## Material provided

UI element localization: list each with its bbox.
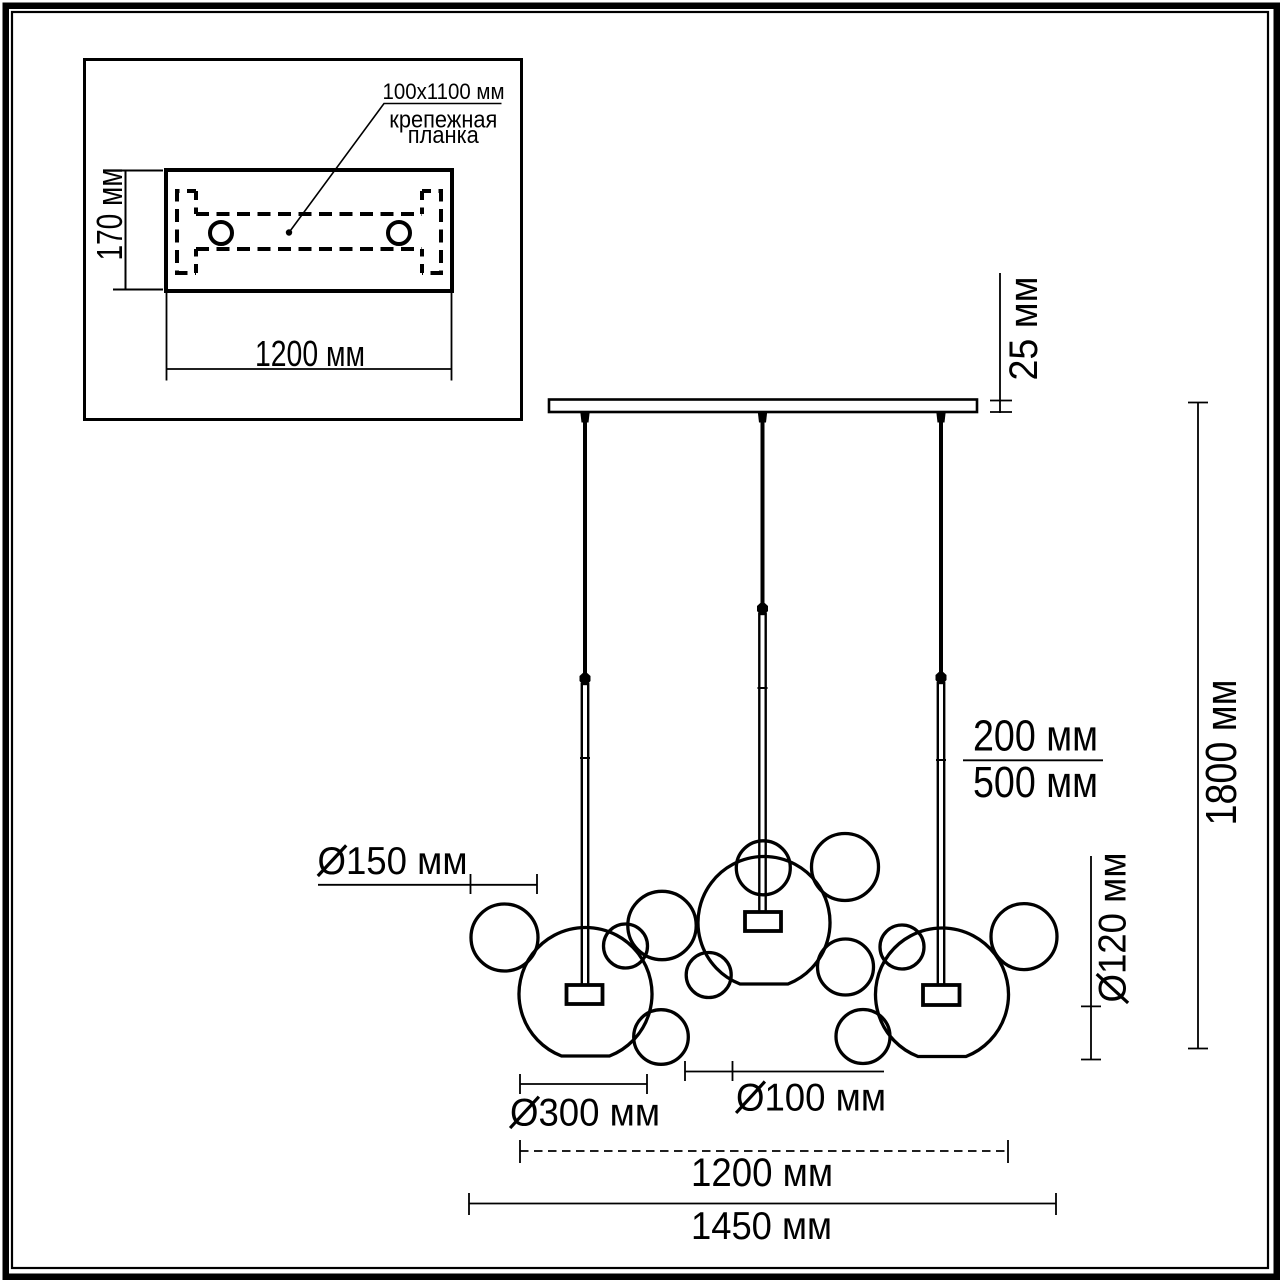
svg-text:1450 мм: 1450 мм	[691, 1205, 832, 1248]
svg-text:170 мм: 170 мм	[89, 168, 130, 261]
svg-text:1800 мм: 1800 мм	[1197, 680, 1246, 826]
svg-text:O120 мм: O120 мм	[1092, 853, 1135, 1003]
svg-text:O150 мм: O150 мм	[318, 840, 468, 883]
svg-text:200 мм: 200 мм	[973, 712, 1098, 761]
svg-text:O100 мм: O100 мм	[736, 1077, 886, 1120]
svg-text:500 мм: 500 мм	[973, 758, 1098, 807]
svg-text:25 мм: 25 мм	[1002, 277, 1046, 381]
svg-text:1200 мм: 1200 мм	[255, 333, 365, 374]
svg-text:O300 мм: O300 мм	[510, 1092, 660, 1135]
svg-text:планка: планка	[408, 122, 480, 149]
svg-text:1200 мм: 1200 мм	[691, 1151, 833, 1195]
svg-text:100x1100 мм: 100x1100 мм	[383, 79, 505, 104]
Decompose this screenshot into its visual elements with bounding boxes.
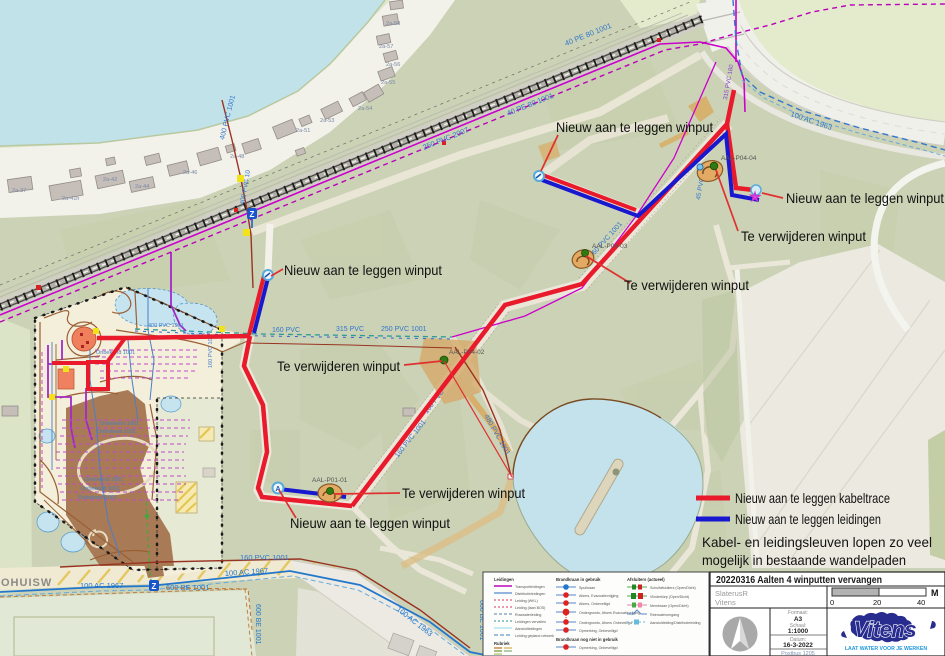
svg-text:2a-58: 2a-58 <box>386 21 400 27</box>
svg-text:Onbekend 1001: Onbekend 1001 <box>81 486 120 492</box>
svg-text:Leiding gepland netwerk: Leiding gepland netwerk <box>515 634 554 638</box>
svg-text:2a-46: 2a-46 <box>183 170 197 176</box>
svg-text:Nieuw aan te leggen winput: Nieuw aan te leggen winput <box>556 120 713 135</box>
svg-text:2a-54: 2a-54 <box>358 106 372 112</box>
svg-text:Leidingen: Leidingen <box>494 577 514 582</box>
svg-text:Nieuw aan te leggen leidingen: Nieuw aan te leggen leidingen <box>735 512 881 527</box>
svg-text:250 PVC 1001: 250 PVC 1001 <box>381 326 427 333</box>
svg-text:Leidingen vervallen: Leidingen vervallen <box>515 620 546 624</box>
svg-text:Ondergronds, Afsers Onbevellig: Ondergronds, Afsers Onbevelligd <box>579 621 632 625</box>
svg-text:2a-42: 2a-42 <box>103 177 117 183</box>
svg-text:Brandkraan nog niet in gebruik: Brandkraan nog niet in gebruik <box>556 637 619 642</box>
svg-text:Afsers, Onbevelligd: Afsers, Onbevelligd <box>579 602 610 606</box>
svg-text:Schuifafsluiters (Open/Dicht): Schuifafsluiters (Open/Dicht) <box>650 586 696 590</box>
svg-text:Nieuw aan te leggen winput: Nieuw aan te leggen winput <box>284 263 442 278</box>
svg-text:20: 20 <box>873 598 881 607</box>
svg-text:Te verwijderen winput: Te verwijderen winput <box>741 229 866 244</box>
svg-text:M: M <box>931 588 939 598</box>
svg-text:Onbekend 1001: Onbekend 1001 <box>78 495 117 501</box>
svg-text:Onbekend 1001: Onbekend 1001 <box>97 429 136 435</box>
svg-text:SlaterusR: SlaterusR <box>715 589 749 598</box>
svg-text:2a-56: 2a-56 <box>386 62 400 68</box>
svg-text:Onbekend 1001: Onbekend 1001 <box>100 421 139 427</box>
svg-text:Transportleidingen: Transportleidingen <box>515 585 545 589</box>
svg-text:2a-44: 2a-44 <box>135 184 149 190</box>
svg-text:100 AC 1967: 100 AC 1967 <box>80 581 123 590</box>
svg-text:160 PVC 1001: 160 PVC 1001 <box>240 553 289 562</box>
svg-text:2a-53: 2a-53 <box>320 118 334 124</box>
svg-text:Vlinderklep (Open/Dicht): Vlinderklep (Open/Dicht) <box>650 595 689 599</box>
svg-text:AAL-P04-02: AAL-P04-02 <box>449 349 485 356</box>
svg-text:Te verwijderen winput: Te verwijderen winput <box>624 278 749 293</box>
svg-text:2a-57: 2a-57 <box>379 44 393 50</box>
svg-text:Onbekend 1001: Onbekend 1001 <box>84 477 123 483</box>
svg-text:Z: Z <box>250 210 255 219</box>
svg-text:1:1000: 1:1000 <box>788 628 809 635</box>
svg-text:400 PVC 1001: 400 PVC 1001 <box>148 323 184 329</box>
svg-text:Brandkraan in gebruik: Brandkraan in gebruik <box>556 577 601 582</box>
svg-text:Ruwwaterleiding: Ruwwaterleiding <box>515 613 541 617</box>
svg-text:0: 0 <box>830 598 834 607</box>
svg-text:Spuikraan: Spuikraan <box>579 586 595 590</box>
svg-text:Nieuw aan te leggen winput: Nieuw aan te leggen winput <box>786 191 944 206</box>
svg-text:Vitens: Vitens <box>715 598 736 607</box>
svg-text:A3: A3 <box>794 616 803 623</box>
svg-text:Opmerking, Onbevelligd: Opmerking, Onbevelligd <box>579 629 618 633</box>
svg-text:Aansluitleidingen: Aansluitleidingen <box>515 627 542 631</box>
svg-text:Vitens: Vitens <box>854 617 916 642</box>
svg-text:AAL-P01-01: AAL-P01-01 <box>312 477 348 484</box>
svg-text:Nieuw aan te leggen winput: Nieuw aan te leggen winput <box>290 516 450 531</box>
svg-text:Leiding (WKL): Leiding (WKL) <box>515 599 538 603</box>
svg-text:20220316 Aalten 4 winputten ve: 20220316 Aalten 4 winputten vervangen <box>716 574 882 586</box>
svg-text:315 PVC: 315 PVC <box>336 326 364 333</box>
svg-text:Te verwijderen winput: Te verwijderen winput <box>277 359 400 374</box>
svg-text:Te verwijderen winput: Te verwijderen winput <box>402 486 525 501</box>
svg-text:Distributieleidingen: Distributieleidingen <box>515 592 545 596</box>
svg-text:Leiding (laan BOS): Leiding (laan BOS) <box>515 606 545 610</box>
svg-text:40: 40 <box>917 598 925 607</box>
svg-text:160 PVC: 160 PVC <box>272 327 300 334</box>
svg-text:Rubriek: Rubriek <box>494 641 510 646</box>
svg-text:2a-41h: 2a-41h <box>62 196 79 202</box>
svg-text:600 BE 1001: 600 BE 1001 <box>254 604 261 645</box>
svg-text:2a-48: 2a-48 <box>230 154 244 160</box>
svg-text:16-3-2022: 16-3-2022 <box>783 642 813 649</box>
svg-text:OHUISW: OHUISW <box>1 577 52 589</box>
svg-text:2a-51: 2a-51 <box>296 128 310 134</box>
svg-text:mogelijk in bestaande wandelpa: mogelijk in bestaande wandelpaden <box>702 553 906 568</box>
svg-text:Reinwateromgang: Reinwateromgang <box>650 613 679 617</box>
svg-text:Kabel- en leidingsleuven lopen: Kabel- en leidingsleuven lopen zo veel <box>702 535 932 550</box>
svg-text:Aansluitleiding/Distributielei: Aansluitleiding/Distributieleiding <box>650 621 701 625</box>
svg-text:2a-37: 2a-37 <box>12 188 26 194</box>
svg-text:LAAT WATER VOOR JE WERKEN: LAAT WATER VOOR JE WERKEN <box>845 646 927 652</box>
svg-text:160 PVC 100: 160 PVC 100 <box>208 335 214 368</box>
svg-text:600 BE 1001: 600 BE 1001 <box>166 583 209 592</box>
svg-text:Postbus 1205: Postbus 1205 <box>781 651 815 656</box>
svg-text:AAL-P04-04: AAL-P04-04 <box>721 155 757 162</box>
svg-text:2a-55: 2a-55 <box>381 80 395 86</box>
svg-text:Afsluiters (actueel): Afsluiters (actueel) <box>627 577 665 582</box>
svg-text:Afsers, Evacuatievrijging: Afsers, Evacuatievrijging <box>579 594 618 598</box>
svg-text:Opmerking, Onbevelligd: Opmerking, Onbevelligd <box>579 646 618 650</box>
svg-text:AAL-P04-03: AAL-P04-03 <box>592 243 628 250</box>
svg-text:Membraan (Open/Dicht): Membraan (Open/Dicht) <box>650 604 689 608</box>
svg-text:Z: Z <box>152 582 157 591</box>
svg-text:Nieuw aan te leggen kabeltrace: Nieuw aan te leggen kabeltrace <box>735 491 890 506</box>
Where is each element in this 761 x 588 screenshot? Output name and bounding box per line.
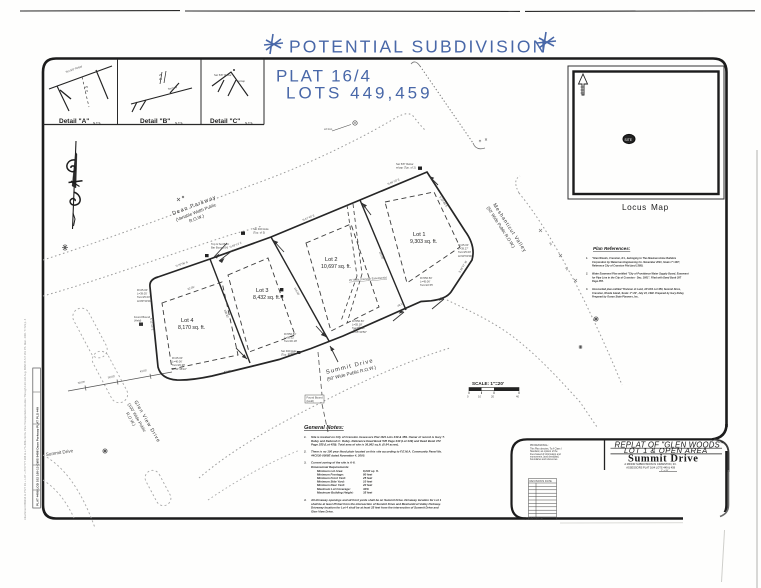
svg-text:ASSESSORS PLAT 16/4 LOTS: ASSESSORS PLAT 16/4 LOTS 449 & 459 [626, 466, 675, 470]
svg-text:(Held): (Held) [307, 399, 314, 403]
svg-text:x2 Iron: x2 Iron [324, 127, 333, 131]
svg-text:Found Bound: Found Bound [307, 396, 324, 400]
svg-text:for Pipe Line in the City of C: for Pipe Line in the City of Cranston - … [592, 276, 682, 279]
svg-text:Prepared by Ocean State Planne: Prepared by Ocean State Planners, Inc. [592, 296, 639, 299]
svg-text:"Glen Woods, Cranston, R.I., b: "Glen Woods, Cranston, R.I., belonging t… [592, 257, 677, 260]
svg-text:23: 23 [159, 77, 162, 81]
svg-text:POTENTIAL SUBDIVISION: POTENTIAL SUBDIVISION [289, 37, 547, 57]
svg-text:N.T.S.: N.T.S. [245, 121, 253, 125]
svg-text:w/cap: w/cap [238, 79, 246, 83]
svg-text:L=60.32': L=60.32' [284, 336, 295, 340]
svg-text:SCALE: 1"=20': SCALE: 1"=20' [472, 381, 504, 386]
svg-text:Detail "C": Detail "C" [210, 118, 240, 125]
svg-text:Standard, an opinion of the: Standard, an opinion of the [530, 450, 558, 453]
svg-text:Lot 4: Lot 4 [181, 318, 193, 324]
svg-text:3.: 3. [304, 461, 307, 465]
svg-text:Reference City of Cranston Pla: Reference City of Cranston Plat (and 138… [592, 265, 644, 268]
svg-text:R=25.00': R=25.00' [458, 243, 469, 247]
svg-text:10: 10 [478, 395, 481, 399]
svg-text:Δ=91°48'10": Δ=91°48'10" [172, 367, 187, 371]
svg-text:10,697 sq. ft.: 10,697 sq. ft. [321, 264, 351, 270]
svg-text:General Notes:: General Notes: [304, 425, 344, 431]
svg-text:R=556.50': R=556.50' [420, 276, 433, 280]
svg-text:PLAT 4496 LOD 102 160-13 GW: PLAT 4496 LOD 102 160-13 GWS 9498 Dean P… [36, 407, 40, 506]
svg-text:25: 25 [159, 73, 162, 77]
svg-text:L=39.05': L=39.05' [137, 292, 148, 296]
svg-text:Lot 3: Lot 3 [256, 288, 268, 294]
svg-text:R=556.50': R=556.50' [284, 332, 297, 336]
svg-text:R=25.00': R=25.00' [172, 356, 183, 360]
svg-text:Attachment 889914 to #727 R1 +: Attachment 889914 to #727 R1 + LOT + #72… [23, 318, 27, 520]
svg-text:2.: 2. [585, 273, 588, 276]
svg-text:PROFESSIONAL:: PROFESSIONAL: [530, 444, 549, 447]
svg-text:9,303 sq. ft.: 9,303 sq. ft. [410, 239, 437, 245]
svg-text:2.: 2. [303, 450, 307, 454]
svg-text:Maximum Building Height:: Maximum Building Height: [317, 490, 354, 494]
svg-text:lines based of information and: lines based of information and [530, 453, 561, 456]
svg-text:N.T.S.: N.T.S. [93, 121, 101, 125]
svg-text:44C030-0008E dated November 4,: 44C030-0008E dated November 4, 2000. [310, 453, 365, 457]
svg-text:Lot 1: Lot 1 [413, 232, 425, 238]
svg-text:Map: Map [651, 203, 669, 212]
svg-text:Set Drill Hole: Set Drill Hole [281, 349, 297, 353]
svg-text:4.: 4. [303, 498, 307, 502]
svg-text:Unrecorded plan entitled "Divi: Unrecorded plan entitled "Division of La… [592, 288, 681, 291]
svg-text:1.: 1. [304, 435, 307, 439]
svg-text:Water Easement Plan entitled ": Water Easement Plan entitled "City of Pr… [592, 273, 689, 276]
svg-text:L=40.06': L=40.06' [172, 360, 183, 364]
svg-text:w/cap (Typ. of 2): w/cap (Typ. of 2) [396, 165, 416, 169]
svg-text:Glen View Drive.: Glen View Drive. [311, 509, 334, 513]
svg-text:23: 23 [85, 89, 88, 93]
svg-text:Tan=22.55': Tan=22.55' [420, 283, 434, 287]
svg-text:boundaries and references.: boundaries and references. [530, 458, 558, 461]
svg-text:Tan=27.61': Tan=27.61' [352, 326, 366, 330]
svg-text:R=25.00': R=25.00' [137, 288, 148, 292]
svg-text:Detail "A": Detail "A" [59, 118, 89, 125]
svg-text:Bar Bound (H): Bar Bound (H) [211, 245, 228, 249]
svg-text:L=39.27': L=39.27' [458, 247, 469, 251]
svg-text:REVISIONS DATE: REVISIONS DATE [530, 479, 553, 483]
svg-text:Found Bound: Found Bound [134, 315, 151, 319]
svg-text:REV DATE: REV DATE [530, 516, 543, 520]
svg-text:Set 5/8" Rebar: Set 5/8" Rebar [396, 162, 414, 166]
svg-text:Detail "B": Detail "B" [140, 118, 170, 125]
svg-text:This Plan denotes, To A Class: This Plan denotes, To A Class I [530, 448, 562, 451]
svg-text:35 feet: 35 feet [363, 490, 373, 494]
svg-text:25: 25 [85, 85, 88, 89]
svg-text:Δ=89°30'30": Δ=89°30'30" [137, 299, 152, 303]
svg-text:A MINOR SUBDIVISION IN CRA: A MINOR SUBDIVISION IN CRANSTON, R.I. [624, 462, 677, 466]
svg-text:Tan=25.00': Tan=25.00' [137, 295, 151, 299]
svg-text:Tan=26.38': Tan=26.38' [172, 363, 186, 367]
svg-text:L=45.06': L=45.06' [420, 280, 431, 284]
svg-text:Δ=05°40'50": Δ=05°40'50" [352, 330, 367, 334]
svg-text:Lot 2: Lot 2 [325, 257, 337, 263]
svg-text:Tan=25.00': Tan=25.00' [458, 250, 472, 254]
svg-text:1.: 1. [586, 257, 588, 260]
svg-text:40: 40 [516, 395, 519, 399]
svg-text:R=556.50': R=556.50' [352, 319, 365, 323]
svg-text:8,432 sq. ft.: 8,432 sq. ft. [253, 295, 280, 301]
svg-text:(Typ. of 5): (Typ. of 5) [281, 352, 293, 356]
svg-text:Set Drill Hole: Set Drill Hole [253, 227, 269, 231]
svg-text:L=55.18': L=55.18' [352, 323, 363, 327]
svg-text:Page 255.: Page 255. [592, 280, 604, 283]
svg-text:LOTS 449,459: LOTS 449,459 [286, 84, 433, 103]
svg-text:Plan References:: Plan References: [593, 246, 631, 251]
svg-text:Page 255 (Lot 459). Total are: Page 255 (Lot 459). Total area of site i… [311, 443, 399, 447]
svg-text:N.T.S.: N.T.S. [175, 121, 183, 125]
svg-text:Corporation by Waterman Engine: Corporation by Waterman Engineering Co. … [592, 261, 680, 264]
svg-text:Cranston, Rhode Island, Scale:: Cranston, Rhode Island, Scale: 1"=20', J… [592, 292, 685, 295]
svg-text:(Held): (Held) [134, 318, 141, 322]
svg-text:Tan=30.18': Tan=30.18' [284, 339, 298, 343]
svg-text:20: 20 [491, 395, 494, 399]
svg-text:8,170 sq. ft.: 8,170 sq. ft. [178, 325, 205, 331]
svg-text:monuments, (and deed/plat): monuments, (and deed/plat) [530, 455, 559, 458]
svg-text:3.: 3. [586, 288, 588, 291]
svg-text:Locus: Locus [622, 203, 647, 212]
svg-text:(Typ. of 5): (Typ. of 5) [253, 230, 265, 234]
svg-text:Set 5/8" Rebar: Set 5/8" Rebar [214, 73, 232, 77]
svg-text:1" = 20': 1" = 20' [661, 470, 669, 472]
svg-text:SITE: SITE [625, 138, 633, 142]
svg-text:Δ=90°00'00": Δ=90°00'00" [458, 254, 473, 258]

## Prompt
Please copy out, without any change, the lines of the records above from the one containing "svg-text:1450 мм: 1450" through the one containing "svg-text:500 мм: 500", both included.

## Response
svg-text:1450 мм: 1450 мм	[691, 1205, 832, 1248]
svg-text:170 мм: 170 мм	[89, 168, 130, 261]
svg-text:1800 мм: 1800 мм	[1197, 680, 1246, 826]
svg-text:O120 мм: O120 мм	[1092, 853, 1135, 1003]
svg-text:O150 мм: O150 мм	[318, 840, 468, 883]
svg-text:200 мм: 200 мм	[973, 712, 1098, 761]
svg-text:O100 мм: O100 мм	[736, 1077, 886, 1120]
svg-text:500 мм: 500 мм	[973, 758, 1098, 807]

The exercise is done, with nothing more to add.